▶ _Exercise brief_
Extend the abstract on online Islamophobia and misogyny, picking up after its final sentence and keeping its first-person academic voice.

▶ _Extract provided_
The Politics of Online Islamophobia and Misogyny

Research output: Chapter in Book/Report/Conference proceedingChapter

Abstract

Based on a critical auto-ethnography documenting my experiences of online hate, this chapter will examine the challenges and burdens that women of colour are made to carry when they engage within online spaces to disseminate research and educate audiences around anti-racist/ colonial politics. The chapter is informed by a selection of online materials across a variety of platforms including Internet forums, YouTube, news comments sections, Twitter and Facebook, collected from 2013 to 2016. This forms what I will refer to throughout this chapter as the corpus, that is, the totality of the linguistic online material that has been documented throughout the aforementioned time period.

▶ _Dataset content_

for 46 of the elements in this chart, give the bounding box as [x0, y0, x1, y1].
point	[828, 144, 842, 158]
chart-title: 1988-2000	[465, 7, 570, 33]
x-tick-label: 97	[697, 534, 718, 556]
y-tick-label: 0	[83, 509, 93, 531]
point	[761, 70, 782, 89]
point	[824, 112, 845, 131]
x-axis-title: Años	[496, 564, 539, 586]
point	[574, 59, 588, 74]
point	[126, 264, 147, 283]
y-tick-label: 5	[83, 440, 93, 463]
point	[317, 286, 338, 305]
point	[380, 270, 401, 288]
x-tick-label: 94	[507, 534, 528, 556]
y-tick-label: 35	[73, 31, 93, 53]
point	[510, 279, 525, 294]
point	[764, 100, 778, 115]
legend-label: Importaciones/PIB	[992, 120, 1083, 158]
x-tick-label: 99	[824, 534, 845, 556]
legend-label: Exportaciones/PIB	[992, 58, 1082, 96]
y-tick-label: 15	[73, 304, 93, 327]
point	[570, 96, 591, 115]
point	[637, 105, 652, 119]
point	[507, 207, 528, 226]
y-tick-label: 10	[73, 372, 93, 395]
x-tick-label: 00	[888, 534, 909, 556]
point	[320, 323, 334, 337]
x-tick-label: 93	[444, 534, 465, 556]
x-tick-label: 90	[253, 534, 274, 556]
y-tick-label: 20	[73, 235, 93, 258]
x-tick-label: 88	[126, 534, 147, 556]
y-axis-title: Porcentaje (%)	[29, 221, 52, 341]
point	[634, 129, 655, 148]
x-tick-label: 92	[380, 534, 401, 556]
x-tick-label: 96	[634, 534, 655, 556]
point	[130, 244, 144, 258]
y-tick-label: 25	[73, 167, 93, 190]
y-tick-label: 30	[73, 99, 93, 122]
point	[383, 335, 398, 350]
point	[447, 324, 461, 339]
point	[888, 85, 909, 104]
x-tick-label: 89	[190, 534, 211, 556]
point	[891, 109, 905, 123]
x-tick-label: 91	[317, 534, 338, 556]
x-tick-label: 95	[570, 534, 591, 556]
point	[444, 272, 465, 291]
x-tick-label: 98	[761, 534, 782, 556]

▶ _Task result_
A discourse analysis of the corpus will enable me to critically examine the logics of Islamophobia—its circulation and manifestation online—as well as the gender dimension involved in the abuse. It will facilitate an exploration of the way in which individuals, actions and language combine to produce meaning through a system of signifying practices (Hall 1992: 275–331). This account situates itself conceptually within critical race and postcolonial feminist frameworks, as a means to unpick and unravel the complex and textured intersection between Islamophobia/racism, gender and online spaces. The chapter will go onto to conclude that the Islamophobic (and more broadly racial) harassment of women of colour online can be seen as the shift from the democratic to the demagogic, and as the replaying of the wider gendered and racialised nature of citizenship.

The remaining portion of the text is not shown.